From the listing below, pull each line that includes "filter".

Collected data:

━━━

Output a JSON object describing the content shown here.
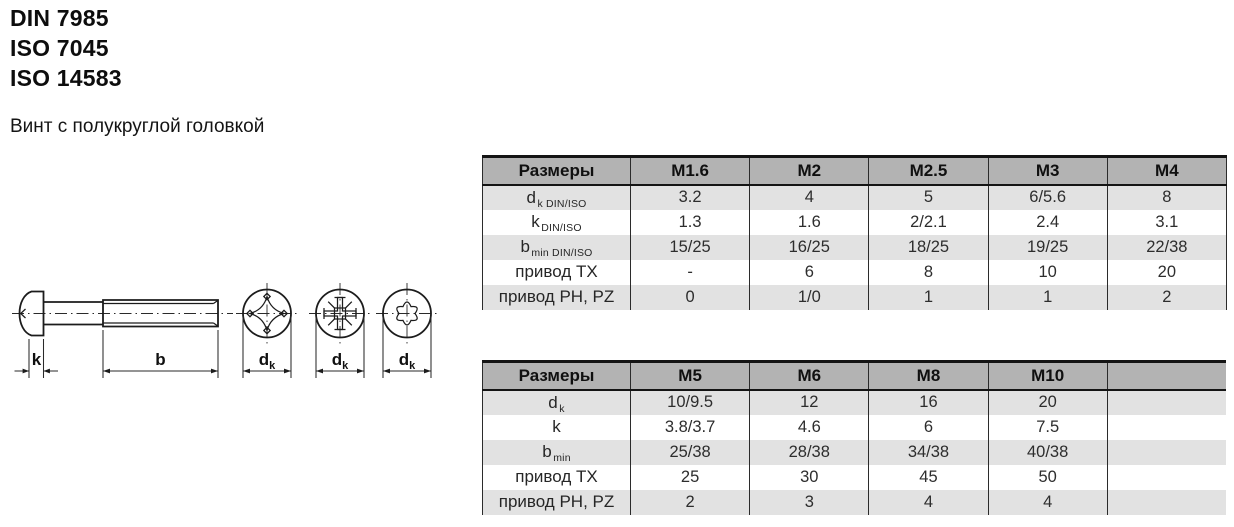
{
  "header": {
    "standards": [
      "DIN 7985",
      "ISO 7045",
      "ISO 14583"
    ],
    "subtitle": "Винт с полукруглой головкой"
  },
  "drawing": {
    "k_label": "k",
    "b_label": "b",
    "dk_label": "d",
    "dk_sub": "k",
    "views": [
      "side-view",
      "phillips-recess",
      "pozidriv-recess",
      "torx-recess"
    ]
  },
  "table1": {
    "header": [
      "Размеры",
      "M1.6",
      "M2",
      "M2.5",
      "M3",
      "M4"
    ],
    "rows": [
      {
        "label": {
          "base": "d",
          "sub": "k DIN/ISO"
        },
        "values": [
          "3.2",
          "4",
          "5",
          "6/5.6",
          "8"
        ]
      },
      {
        "label": {
          "base": "k",
          "sub": "DIN/ISO"
        },
        "values": [
          "1.3",
          "1.6",
          "2/2.1",
          "2.4",
          "3.1"
        ]
      },
      {
        "label": {
          "base": "b",
          "sub": "min DIN/ISO"
        },
        "values": [
          "15/25",
          "16/25",
          "18/25",
          "19/25",
          "22/38"
        ]
      },
      {
        "label": {
          "base": "привод TX",
          "sub": ""
        },
        "values": [
          "-",
          "6",
          "8",
          "10",
          "20"
        ]
      },
      {
        "label": {
          "base": "привод PH, PZ",
          "sub": ""
        },
        "values": [
          "0",
          "1/0",
          "1",
          "1",
          "2"
        ]
      }
    ]
  },
  "table2": {
    "header": [
      "Размеры",
      "M5",
      "M6",
      "M8",
      "M10",
      ""
    ],
    "rows": [
      {
        "label": {
          "base": "d",
          "sub": "k"
        },
        "values": [
          "10/9.5",
          "12",
          "16",
          "20",
          ""
        ]
      },
      {
        "label": {
          "base": "k",
          "sub": ""
        },
        "values": [
          "3.8/3.7",
          "4.6",
          "6",
          "7.5",
          ""
        ]
      },
      {
        "label": {
          "base": "b",
          "sub": "min"
        },
        "values": [
          "25/38",
          "28/38",
          "34/38",
          "40/38",
          ""
        ]
      },
      {
        "label": {
          "base": "привод TX",
          "sub": ""
        },
        "values": [
          "25",
          "30",
          "45",
          "50",
          ""
        ]
      },
      {
        "label": {
          "base": "привод PH, PZ",
          "sub": ""
        },
        "values": [
          "2",
          "3",
          "4",
          "4",
          ""
        ]
      }
    ]
  },
  "colors": {
    "table_header_bg": "#b3b3b3",
    "table_alt_row_bg": "#e2e2e2",
    "line_color": "#1c1c1c",
    "text_color": "#101010"
  }
}
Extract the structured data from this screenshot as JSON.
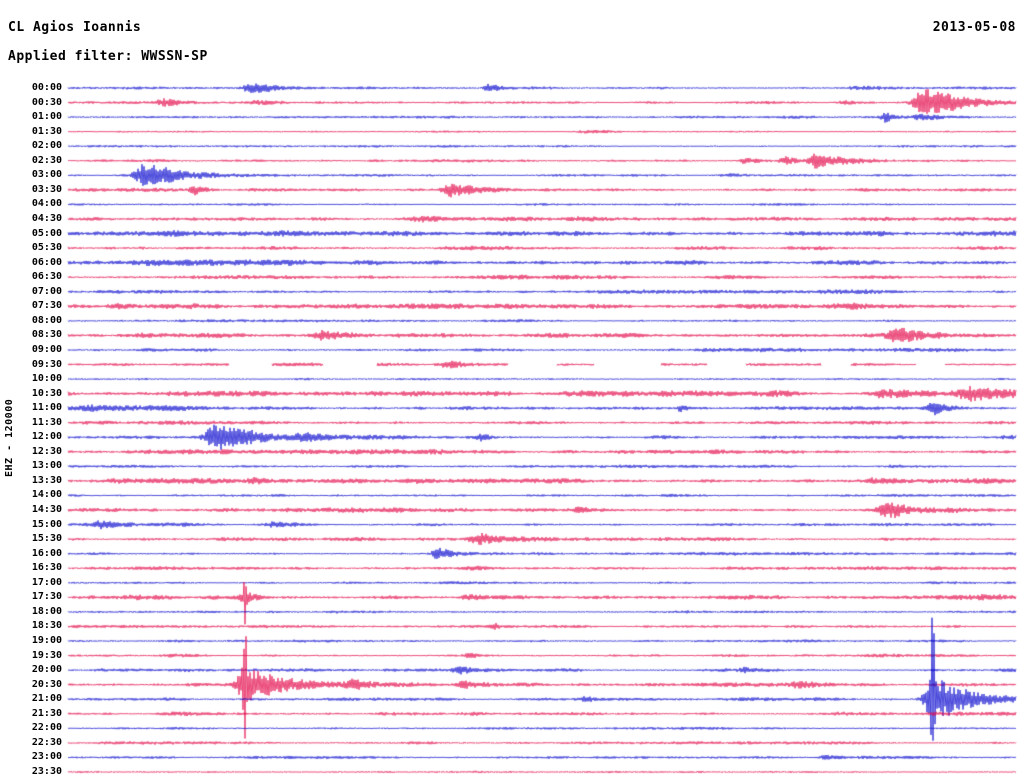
{
  "header": {
    "station_title": "CL Agios Ioannis",
    "date": "2013-05-08",
    "filter": "Applied filter: WWSSN-SP"
  },
  "axis": {
    "left_vertical_label": "EHZ - 120000"
  },
  "chart_data": {
    "type": "helicorder",
    "station": "CL Agios Ioannis",
    "channel": "EHZ",
    "scale_label": "120000",
    "date": "2013-05-08",
    "filter": "WWSSN-SP",
    "minutes_per_row": 30,
    "row_colors_alternate": [
      "#0000cd",
      "#e30045"
    ],
    "row_labels": [
      "00:00",
      "00:30",
      "01:00",
      "01:30",
      "02:00",
      "02:30",
      "03:00",
      "03:30",
      "04:00",
      "04:30",
      "05:00",
      "05:30",
      "06:00",
      "06:30",
      "07:00",
      "07:30",
      "08:00",
      "08:30",
      "09:00",
      "09:30",
      "10:00",
      "10:30",
      "11:00",
      "11:30",
      "12:00",
      "12:30",
      "13:00",
      "13:30",
      "14:00",
      "14:30",
      "15:00",
      "15:30",
      "16:00",
      "16:30",
      "17:00",
      "17:30",
      "18:00",
      "18:30",
      "19:00",
      "19:30",
      "20:00",
      "20:30",
      "21:00",
      "21:30",
      "22:00",
      "22:30",
      "23:00",
      "23:30"
    ],
    "noise_amp": [
      1.0,
      1.1,
      1.0,
      0.9,
      0.9,
      1.1,
      1.0,
      1.3,
      0.9,
      1.5,
      2.1,
      1.7,
      2.1,
      1.6,
      1.5,
      1.8,
      1.1,
      1.7,
      1.6,
      1.2,
      0.9,
      2.3,
      1.7,
      1.4,
      1.5,
      1.7,
      1.1,
      1.9,
      1.3,
      1.7,
      1.4,
      1.5,
      1.2,
      1.3,
      1.0,
      2.0,
      1.1,
      1.2,
      1.0,
      1.2,
      1.2,
      1.6,
      1.3,
      1.4,
      0.9,
      1.1,
      1.0,
      1.0
    ],
    "gaps": {
      "19": [
        [
          0.17,
          0.215
        ],
        [
          0.27,
          0.325
        ],
        [
          0.465,
          0.515
        ],
        [
          0.555,
          0.625
        ],
        [
          0.675,
          0.715
        ],
        [
          0.795,
          0.825
        ],
        [
          0.895,
          0.925
        ]
      ]
    },
    "events": [
      {
        "row": 0,
        "x": 0.192,
        "amp": 4,
        "w": 0.006
      },
      {
        "row": 0,
        "x": 0.205,
        "amp": 2.5,
        "w": 0.012
      },
      {
        "row": 0,
        "x": 0.445,
        "amp": 4.5,
        "w": 0.005
      },
      {
        "row": 0,
        "x": 0.835,
        "amp": 1.8,
        "w": 0.01
      },
      {
        "row": 1,
        "x": 0.102,
        "amp": 4,
        "w": 0.009
      },
      {
        "row": 1,
        "x": 0.2,
        "amp": 1.8,
        "w": 0.012
      },
      {
        "row": 1,
        "x": 0.82,
        "amp": 2,
        "w": 0.008
      },
      {
        "row": 1,
        "x": 0.904,
        "amp": 13,
        "w": 0.011
      },
      {
        "row": 1,
        "x": 0.93,
        "amp": 5,
        "w": 0.02
      },
      {
        "row": 2,
        "x": 0.862,
        "amp": 5,
        "w": 0.004
      },
      {
        "row": 2,
        "x": 0.905,
        "amp": 2.5,
        "w": 0.012
      },
      {
        "row": 3,
        "x": 0.55,
        "amp": 1.3,
        "w": 0.01
      },
      {
        "row": 5,
        "x": 0.714,
        "amp": 3,
        "w": 0.005
      },
      {
        "row": 5,
        "x": 0.757,
        "amp": 4,
        "w": 0.005
      },
      {
        "row": 5,
        "x": 0.789,
        "amp": 6,
        "w": 0.007
      },
      {
        "row": 5,
        "x": 0.81,
        "amp": 2.5,
        "w": 0.018
      },
      {
        "row": 6,
        "x": 0.081,
        "amp": 10,
        "w": 0.01
      },
      {
        "row": 6,
        "x": 0.105,
        "amp": 4,
        "w": 0.022
      },
      {
        "row": 6,
        "x": 0.7,
        "amp": 1.5,
        "w": 0.01
      },
      {
        "row": 7,
        "x": 0.134,
        "amp": 4,
        "w": 0.005
      },
      {
        "row": 7,
        "x": 0.403,
        "amp": 6,
        "w": 0.007
      },
      {
        "row": 7,
        "x": 0.425,
        "amp": 2.5,
        "w": 0.02
      },
      {
        "row": 9,
        "x": 0.38,
        "amp": 2,
        "w": 0.02
      },
      {
        "row": 9,
        "x": 0.55,
        "amp": 1.8,
        "w": 0.02
      },
      {
        "row": 15,
        "x": 0.055,
        "amp": 2.5,
        "w": 0.012
      },
      {
        "row": 15,
        "x": 0.825,
        "amp": 2.5,
        "w": 0.02
      },
      {
        "row": 17,
        "x": 0.271,
        "amp": 4,
        "w": 0.012
      },
      {
        "row": 17,
        "x": 0.878,
        "amp": 7,
        "w": 0.011
      },
      {
        "row": 19,
        "x": 0.403,
        "amp": 3,
        "w": 0.012
      },
      {
        "row": 21,
        "x": 0.86,
        "amp": 3,
        "w": 0.01
      },
      {
        "row": 21,
        "x": 0.955,
        "amp": 5.5,
        "w": 0.018
      },
      {
        "row": 22,
        "x": 0.03,
        "amp": 3,
        "w": 0.02
      },
      {
        "row": 22,
        "x": 0.646,
        "amp": 2.5,
        "w": 0.004
      },
      {
        "row": 22,
        "x": 0.915,
        "amp": 5,
        "w": 0.008
      },
      {
        "row": 24,
        "x": 0.155,
        "amp": 13,
        "w": 0.009
      },
      {
        "row": 24,
        "x": 0.185,
        "amp": 4,
        "w": 0.022
      },
      {
        "row": 24,
        "x": 0.25,
        "amp": 3,
        "w": 0.012
      },
      {
        "row": 24,
        "x": 0.435,
        "amp": 3,
        "w": 0.005
      },
      {
        "row": 27,
        "x": 0.2,
        "amp": 2.5,
        "w": 0.01
      },
      {
        "row": 27,
        "x": 0.851,
        "amp": 2.5,
        "w": 0.01
      },
      {
        "row": 29,
        "x": 0.54,
        "amp": 3,
        "w": 0.005
      },
      {
        "row": 29,
        "x": 0.867,
        "amp": 8,
        "w": 0.011
      },
      {
        "row": 30,
        "x": 0.034,
        "amp": 3,
        "w": 0.008
      },
      {
        "row": 30,
        "x": 0.218,
        "amp": 3,
        "w": 0.007
      },
      {
        "row": 31,
        "x": 0.435,
        "amp": 4,
        "w": 0.009
      },
      {
        "row": 32,
        "x": 0.392,
        "amp": 6,
        "w": 0.007
      },
      {
        "row": 33,
        "x": 0.43,
        "amp": 2,
        "w": 0.01
      },
      {
        "row": 35,
        "x": 0.187,
        "amp": 26,
        "w": 0.0009,
        "spike": true
      },
      {
        "row": 35,
        "x": 0.187,
        "amp": 6,
        "w": 0.004
      },
      {
        "row": 35,
        "x": 0.424,
        "amp": 3,
        "w": 0.006
      },
      {
        "row": 37,
        "x": 0.45,
        "amp": 3,
        "w": 0.004
      },
      {
        "row": 39,
        "x": 0.424,
        "amp": 2.5,
        "w": 0.006
      },
      {
        "row": 40,
        "x": 0.414,
        "amp": 4,
        "w": 0.007
      },
      {
        "row": 40,
        "x": 0.714,
        "amp": 2,
        "w": 0.006
      },
      {
        "row": 41,
        "x": 0.187,
        "amp": 75,
        "w": 0.0012,
        "spike": true
      },
      {
        "row": 41,
        "x": 0.187,
        "amp": 17,
        "w": 0.007
      },
      {
        "row": 41,
        "x": 0.21,
        "amp": 6,
        "w": 0.02
      },
      {
        "row": 41,
        "x": 0.303,
        "amp": 4,
        "w": 0.008
      },
      {
        "row": 41,
        "x": 0.419,
        "amp": 3.5,
        "w": 0.008
      },
      {
        "row": 41,
        "x": 0.77,
        "amp": 2.5,
        "w": 0.008
      },
      {
        "row": 42,
        "x": 0.912,
        "amp": 90,
        "w": 0.0012,
        "spike": true
      },
      {
        "row": 42,
        "x": 0.913,
        "amp": 22,
        "w": 0.008
      },
      {
        "row": 42,
        "x": 0.935,
        "amp": 8,
        "w": 0.022
      },
      {
        "row": 42,
        "x": 0.545,
        "amp": 2.5,
        "w": 0.005
      },
      {
        "row": 46,
        "x": 0.8,
        "amp": 2,
        "w": 0.008
      }
    ]
  }
}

━━━

■ **ANSWER BELOW**
    "filter": "Applied filter: WWSSN-SP"
    "filter": "WWSSN-SP",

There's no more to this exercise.